(Dataset entries)
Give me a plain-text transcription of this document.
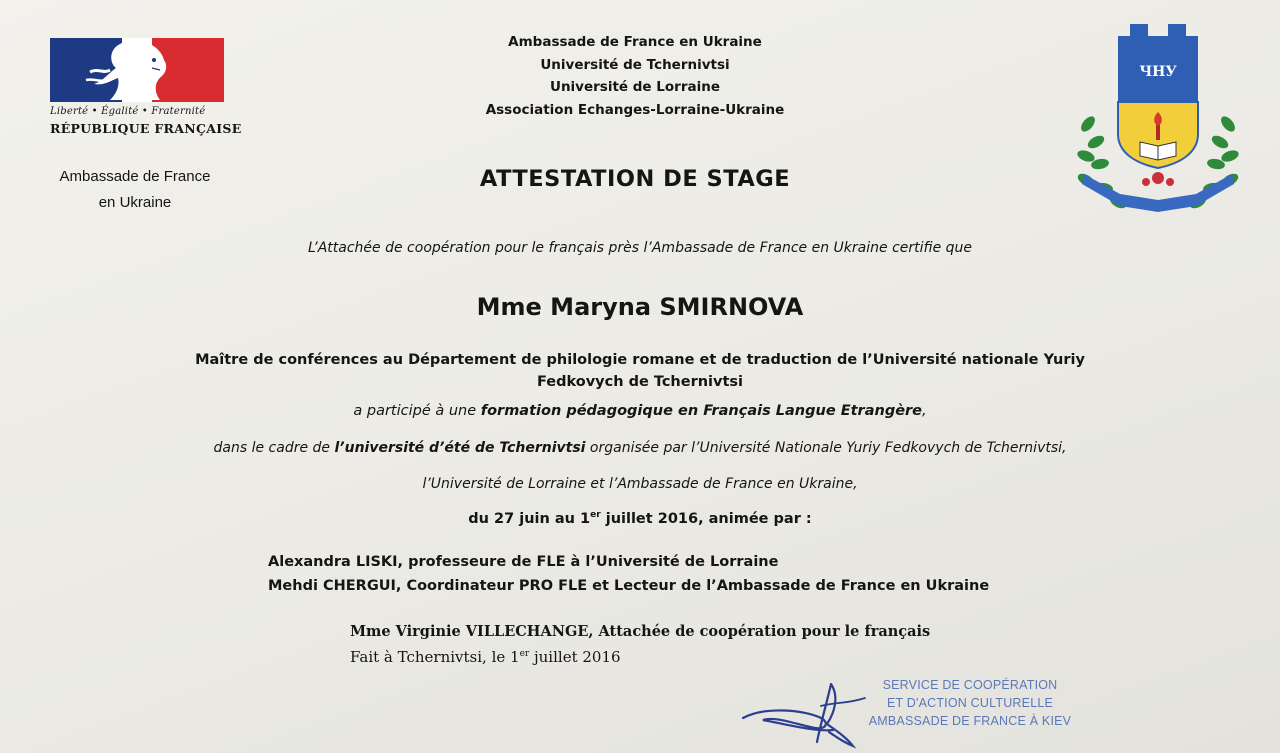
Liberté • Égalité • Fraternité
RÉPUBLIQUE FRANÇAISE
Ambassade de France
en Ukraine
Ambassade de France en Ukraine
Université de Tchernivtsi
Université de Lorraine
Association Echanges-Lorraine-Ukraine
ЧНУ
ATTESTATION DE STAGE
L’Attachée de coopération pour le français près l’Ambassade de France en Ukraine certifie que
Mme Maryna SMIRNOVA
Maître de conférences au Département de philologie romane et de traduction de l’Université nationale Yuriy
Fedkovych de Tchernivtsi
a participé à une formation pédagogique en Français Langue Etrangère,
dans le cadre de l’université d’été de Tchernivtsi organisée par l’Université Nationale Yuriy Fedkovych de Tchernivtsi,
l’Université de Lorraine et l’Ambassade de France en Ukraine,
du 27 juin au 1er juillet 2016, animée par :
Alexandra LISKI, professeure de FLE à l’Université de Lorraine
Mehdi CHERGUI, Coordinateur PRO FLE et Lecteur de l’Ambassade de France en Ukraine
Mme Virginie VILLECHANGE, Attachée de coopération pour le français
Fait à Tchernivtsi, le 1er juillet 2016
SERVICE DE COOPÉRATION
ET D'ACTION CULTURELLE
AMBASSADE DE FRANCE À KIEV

> **Exercise aim**: Copy the records above exactly, omitting every picture.

> **Correct response**:
Give me a plain-text transcription of this document.
Liberté • Égalité • Fraternité
RÉPUBLIQUE FRANÇAISE
Ambassade de France
en Ukraine
Ambassade de France en Ukraine
Université de Tchernivtsi
Université de Lorraine
Association Echanges-Lorraine-Ukraine
ЧНУ
ATTESTATION DE STAGE
L’Attachée de coopération pour le français près l’Ambassade de France en Ukraine certifie que
Mme Maryna SMIRNOVA
Maître de conférences au Département de philologie romane et de traduction de l’Université nationale Yuriy
Fedkovych de Tchernivtsi
a participé à une formation pédagogique en Français Langue Etrangère,
dans le cadre de l’université d’été de Tchernivtsi organisée par l’Université Nationale Yuriy Fedkovych de Tchernivtsi,
l’Université de Lorraine et l’Ambassade de France en Ukraine,
du 27 juin au 1er juillet 2016, animée par :
Alexandra LISKI, professeure de FLE à l’Université de Lorraine
Mehdi CHERGUI, Coordinateur PRO FLE et Lecteur de l’Ambassade de France en Ukraine
Mme Virginie VILLECHANGE, Attachée de coopération pour le français
Fait à Tchernivtsi, le 1er juillet 2016
SERVICE DE COOPÉRATION
ET D'ACTION CULTURELLE
AMBASSADE DE FRANCE À KIEV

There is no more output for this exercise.